**STATED GOAL:** Using the records that follow, copy every line containing the word "power".

══ DATA PROVIDED

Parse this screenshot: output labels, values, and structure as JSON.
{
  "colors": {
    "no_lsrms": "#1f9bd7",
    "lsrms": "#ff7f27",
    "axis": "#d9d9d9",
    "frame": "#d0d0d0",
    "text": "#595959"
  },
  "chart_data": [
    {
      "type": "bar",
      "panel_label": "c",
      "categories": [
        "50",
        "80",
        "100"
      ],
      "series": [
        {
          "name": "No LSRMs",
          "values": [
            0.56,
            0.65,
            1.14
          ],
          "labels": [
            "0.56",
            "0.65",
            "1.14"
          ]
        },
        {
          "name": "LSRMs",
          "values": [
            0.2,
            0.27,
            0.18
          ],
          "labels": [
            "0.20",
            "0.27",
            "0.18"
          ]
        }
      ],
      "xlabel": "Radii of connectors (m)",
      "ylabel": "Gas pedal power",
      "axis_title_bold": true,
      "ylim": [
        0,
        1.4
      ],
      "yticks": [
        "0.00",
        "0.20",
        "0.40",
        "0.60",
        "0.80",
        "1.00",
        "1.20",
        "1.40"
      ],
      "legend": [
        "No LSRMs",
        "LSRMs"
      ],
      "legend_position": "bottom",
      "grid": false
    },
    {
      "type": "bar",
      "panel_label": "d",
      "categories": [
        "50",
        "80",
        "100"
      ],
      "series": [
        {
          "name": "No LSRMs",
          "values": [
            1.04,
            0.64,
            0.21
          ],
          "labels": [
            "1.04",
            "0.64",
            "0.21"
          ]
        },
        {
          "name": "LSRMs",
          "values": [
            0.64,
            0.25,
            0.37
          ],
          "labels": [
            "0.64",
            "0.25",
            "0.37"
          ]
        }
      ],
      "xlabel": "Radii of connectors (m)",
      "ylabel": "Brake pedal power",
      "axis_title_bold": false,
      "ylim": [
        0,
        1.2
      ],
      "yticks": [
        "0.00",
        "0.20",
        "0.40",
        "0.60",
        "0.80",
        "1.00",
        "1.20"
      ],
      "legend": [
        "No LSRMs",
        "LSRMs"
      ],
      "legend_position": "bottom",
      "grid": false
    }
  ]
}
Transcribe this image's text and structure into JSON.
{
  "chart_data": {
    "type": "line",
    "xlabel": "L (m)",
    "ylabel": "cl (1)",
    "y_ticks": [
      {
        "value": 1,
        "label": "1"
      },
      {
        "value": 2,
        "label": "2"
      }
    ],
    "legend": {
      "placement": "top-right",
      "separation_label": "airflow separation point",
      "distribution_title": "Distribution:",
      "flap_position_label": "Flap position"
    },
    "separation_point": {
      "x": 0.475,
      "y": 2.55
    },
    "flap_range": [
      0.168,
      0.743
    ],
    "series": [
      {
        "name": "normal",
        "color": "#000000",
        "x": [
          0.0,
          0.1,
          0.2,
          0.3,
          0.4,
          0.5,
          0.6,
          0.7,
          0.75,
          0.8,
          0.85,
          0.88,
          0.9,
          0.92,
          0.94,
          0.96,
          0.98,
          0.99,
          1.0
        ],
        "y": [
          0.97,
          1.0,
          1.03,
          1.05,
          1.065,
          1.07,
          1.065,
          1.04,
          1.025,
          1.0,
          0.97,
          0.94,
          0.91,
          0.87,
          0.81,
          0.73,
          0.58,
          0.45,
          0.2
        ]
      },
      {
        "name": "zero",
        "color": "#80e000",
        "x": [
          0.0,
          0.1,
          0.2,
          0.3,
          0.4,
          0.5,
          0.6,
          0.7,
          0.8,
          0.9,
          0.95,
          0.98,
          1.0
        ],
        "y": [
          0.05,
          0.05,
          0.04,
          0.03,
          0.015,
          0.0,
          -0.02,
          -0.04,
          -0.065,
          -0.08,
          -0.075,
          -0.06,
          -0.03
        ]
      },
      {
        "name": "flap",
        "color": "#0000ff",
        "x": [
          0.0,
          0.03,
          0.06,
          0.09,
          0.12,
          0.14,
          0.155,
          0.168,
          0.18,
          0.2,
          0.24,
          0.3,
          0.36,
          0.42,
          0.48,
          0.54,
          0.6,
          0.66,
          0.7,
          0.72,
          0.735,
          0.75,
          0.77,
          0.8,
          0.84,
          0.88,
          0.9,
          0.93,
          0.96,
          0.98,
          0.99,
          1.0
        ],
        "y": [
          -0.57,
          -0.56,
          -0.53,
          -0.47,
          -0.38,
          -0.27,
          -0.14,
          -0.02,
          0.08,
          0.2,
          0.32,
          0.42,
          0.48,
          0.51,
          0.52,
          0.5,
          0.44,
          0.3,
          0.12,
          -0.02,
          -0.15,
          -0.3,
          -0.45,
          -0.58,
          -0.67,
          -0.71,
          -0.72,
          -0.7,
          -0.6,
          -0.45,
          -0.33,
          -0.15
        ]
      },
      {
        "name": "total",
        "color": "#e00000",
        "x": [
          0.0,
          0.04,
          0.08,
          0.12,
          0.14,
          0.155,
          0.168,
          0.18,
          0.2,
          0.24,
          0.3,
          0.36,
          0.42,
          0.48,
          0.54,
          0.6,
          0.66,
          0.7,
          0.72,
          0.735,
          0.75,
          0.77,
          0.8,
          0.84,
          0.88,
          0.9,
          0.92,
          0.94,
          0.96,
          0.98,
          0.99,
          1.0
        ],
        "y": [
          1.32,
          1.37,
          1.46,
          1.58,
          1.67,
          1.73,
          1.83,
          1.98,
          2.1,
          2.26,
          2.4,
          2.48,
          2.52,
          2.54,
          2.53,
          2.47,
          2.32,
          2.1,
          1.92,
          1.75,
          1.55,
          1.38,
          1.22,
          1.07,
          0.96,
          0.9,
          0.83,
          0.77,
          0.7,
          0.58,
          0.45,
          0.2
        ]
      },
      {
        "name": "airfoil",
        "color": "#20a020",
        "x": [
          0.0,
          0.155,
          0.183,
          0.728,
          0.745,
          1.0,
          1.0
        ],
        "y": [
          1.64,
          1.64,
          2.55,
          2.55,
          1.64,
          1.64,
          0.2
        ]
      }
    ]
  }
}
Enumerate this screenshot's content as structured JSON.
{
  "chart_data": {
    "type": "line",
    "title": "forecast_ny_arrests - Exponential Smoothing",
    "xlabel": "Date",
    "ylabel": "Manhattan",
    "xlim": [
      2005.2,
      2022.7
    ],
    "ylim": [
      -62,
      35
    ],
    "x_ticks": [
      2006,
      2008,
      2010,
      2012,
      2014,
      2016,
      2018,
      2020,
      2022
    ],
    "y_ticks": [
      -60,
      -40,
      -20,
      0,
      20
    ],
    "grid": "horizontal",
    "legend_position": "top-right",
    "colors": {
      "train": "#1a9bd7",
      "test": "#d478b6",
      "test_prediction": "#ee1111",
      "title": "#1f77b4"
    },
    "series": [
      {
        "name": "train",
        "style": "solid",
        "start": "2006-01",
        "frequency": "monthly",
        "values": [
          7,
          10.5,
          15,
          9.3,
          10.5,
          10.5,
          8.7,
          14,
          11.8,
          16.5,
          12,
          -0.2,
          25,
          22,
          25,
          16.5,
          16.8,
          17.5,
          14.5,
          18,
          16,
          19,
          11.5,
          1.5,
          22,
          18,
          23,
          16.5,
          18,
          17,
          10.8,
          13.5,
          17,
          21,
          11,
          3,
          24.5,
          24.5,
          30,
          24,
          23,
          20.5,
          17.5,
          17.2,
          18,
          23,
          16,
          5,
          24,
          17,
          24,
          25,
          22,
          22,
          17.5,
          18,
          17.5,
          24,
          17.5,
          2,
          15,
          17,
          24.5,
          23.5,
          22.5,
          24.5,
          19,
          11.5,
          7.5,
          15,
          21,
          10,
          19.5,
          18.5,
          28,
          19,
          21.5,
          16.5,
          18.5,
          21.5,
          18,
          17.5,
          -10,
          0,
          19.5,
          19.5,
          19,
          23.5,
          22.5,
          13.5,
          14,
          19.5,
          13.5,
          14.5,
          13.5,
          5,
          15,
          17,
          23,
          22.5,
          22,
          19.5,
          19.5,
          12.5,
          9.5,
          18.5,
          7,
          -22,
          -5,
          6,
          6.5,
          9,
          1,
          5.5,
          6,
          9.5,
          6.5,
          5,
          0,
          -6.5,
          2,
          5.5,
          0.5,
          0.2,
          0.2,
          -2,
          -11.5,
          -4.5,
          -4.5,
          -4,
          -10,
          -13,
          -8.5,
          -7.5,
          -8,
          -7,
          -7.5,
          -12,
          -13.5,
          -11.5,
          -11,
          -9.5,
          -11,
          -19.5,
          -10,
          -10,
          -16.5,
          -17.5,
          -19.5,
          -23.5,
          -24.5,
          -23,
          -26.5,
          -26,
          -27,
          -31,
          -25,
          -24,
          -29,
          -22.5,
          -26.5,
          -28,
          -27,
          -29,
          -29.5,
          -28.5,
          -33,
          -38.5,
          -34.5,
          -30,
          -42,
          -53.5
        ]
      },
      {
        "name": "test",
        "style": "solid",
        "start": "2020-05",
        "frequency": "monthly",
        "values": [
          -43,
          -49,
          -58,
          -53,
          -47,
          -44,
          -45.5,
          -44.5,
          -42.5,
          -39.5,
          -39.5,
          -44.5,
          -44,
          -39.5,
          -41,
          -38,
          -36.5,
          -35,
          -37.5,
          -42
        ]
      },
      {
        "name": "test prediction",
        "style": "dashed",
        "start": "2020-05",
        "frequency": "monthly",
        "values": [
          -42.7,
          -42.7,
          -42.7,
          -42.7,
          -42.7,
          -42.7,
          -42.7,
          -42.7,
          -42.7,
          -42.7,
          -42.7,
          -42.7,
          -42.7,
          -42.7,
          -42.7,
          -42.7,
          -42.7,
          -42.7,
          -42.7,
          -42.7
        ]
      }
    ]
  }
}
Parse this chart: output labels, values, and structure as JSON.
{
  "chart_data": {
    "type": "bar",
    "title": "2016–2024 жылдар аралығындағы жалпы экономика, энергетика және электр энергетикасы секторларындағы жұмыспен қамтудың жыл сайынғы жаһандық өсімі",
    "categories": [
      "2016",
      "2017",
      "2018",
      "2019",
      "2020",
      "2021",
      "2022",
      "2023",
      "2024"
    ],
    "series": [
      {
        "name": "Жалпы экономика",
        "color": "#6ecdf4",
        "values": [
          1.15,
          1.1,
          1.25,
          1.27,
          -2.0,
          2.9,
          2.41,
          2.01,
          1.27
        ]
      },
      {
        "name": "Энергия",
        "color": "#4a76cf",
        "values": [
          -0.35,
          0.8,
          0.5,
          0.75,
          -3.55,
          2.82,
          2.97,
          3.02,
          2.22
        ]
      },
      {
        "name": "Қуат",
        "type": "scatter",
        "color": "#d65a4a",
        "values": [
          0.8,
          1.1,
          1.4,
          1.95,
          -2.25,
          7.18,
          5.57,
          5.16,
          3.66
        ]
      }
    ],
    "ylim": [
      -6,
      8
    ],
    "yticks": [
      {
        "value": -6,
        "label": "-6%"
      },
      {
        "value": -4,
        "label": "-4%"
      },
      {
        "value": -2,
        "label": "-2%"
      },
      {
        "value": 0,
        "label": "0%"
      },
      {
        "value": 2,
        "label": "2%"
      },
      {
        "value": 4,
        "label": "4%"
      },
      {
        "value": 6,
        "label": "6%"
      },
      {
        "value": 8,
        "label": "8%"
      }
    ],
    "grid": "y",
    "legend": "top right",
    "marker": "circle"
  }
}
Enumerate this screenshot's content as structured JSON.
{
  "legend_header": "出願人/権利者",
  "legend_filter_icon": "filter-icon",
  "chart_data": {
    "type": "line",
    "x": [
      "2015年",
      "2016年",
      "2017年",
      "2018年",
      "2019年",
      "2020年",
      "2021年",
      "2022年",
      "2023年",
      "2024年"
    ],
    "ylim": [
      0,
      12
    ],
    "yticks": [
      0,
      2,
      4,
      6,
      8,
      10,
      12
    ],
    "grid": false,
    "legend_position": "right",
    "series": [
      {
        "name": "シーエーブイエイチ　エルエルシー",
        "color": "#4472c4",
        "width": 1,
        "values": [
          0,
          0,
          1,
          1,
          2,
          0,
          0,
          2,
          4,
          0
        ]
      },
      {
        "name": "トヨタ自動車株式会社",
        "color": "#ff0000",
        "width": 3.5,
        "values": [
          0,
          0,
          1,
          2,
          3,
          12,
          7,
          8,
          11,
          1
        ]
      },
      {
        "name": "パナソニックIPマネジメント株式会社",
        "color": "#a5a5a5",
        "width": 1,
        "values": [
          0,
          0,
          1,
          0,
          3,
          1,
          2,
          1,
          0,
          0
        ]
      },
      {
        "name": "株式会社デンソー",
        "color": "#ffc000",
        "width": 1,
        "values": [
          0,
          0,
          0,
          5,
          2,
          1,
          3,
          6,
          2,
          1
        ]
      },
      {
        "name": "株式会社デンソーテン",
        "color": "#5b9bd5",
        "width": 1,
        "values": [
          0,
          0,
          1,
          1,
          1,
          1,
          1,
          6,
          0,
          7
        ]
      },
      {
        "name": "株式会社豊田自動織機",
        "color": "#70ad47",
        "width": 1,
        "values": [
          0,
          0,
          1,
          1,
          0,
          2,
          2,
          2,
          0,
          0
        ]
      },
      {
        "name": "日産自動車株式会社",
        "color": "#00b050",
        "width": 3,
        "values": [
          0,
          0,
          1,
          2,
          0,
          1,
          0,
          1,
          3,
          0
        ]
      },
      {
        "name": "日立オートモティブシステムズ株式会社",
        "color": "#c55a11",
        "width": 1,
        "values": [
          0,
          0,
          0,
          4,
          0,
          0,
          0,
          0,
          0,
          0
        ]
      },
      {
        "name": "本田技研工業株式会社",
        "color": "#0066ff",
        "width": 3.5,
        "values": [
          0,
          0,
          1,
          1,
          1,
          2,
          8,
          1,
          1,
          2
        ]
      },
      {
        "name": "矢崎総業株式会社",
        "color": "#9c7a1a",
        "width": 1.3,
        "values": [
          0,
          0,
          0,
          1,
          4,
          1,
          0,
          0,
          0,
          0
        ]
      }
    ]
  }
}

════

**COMPLETE ANSWER:**
      "ylabel": "Gas pedal power",
      "ylabel": "Brake pedal power",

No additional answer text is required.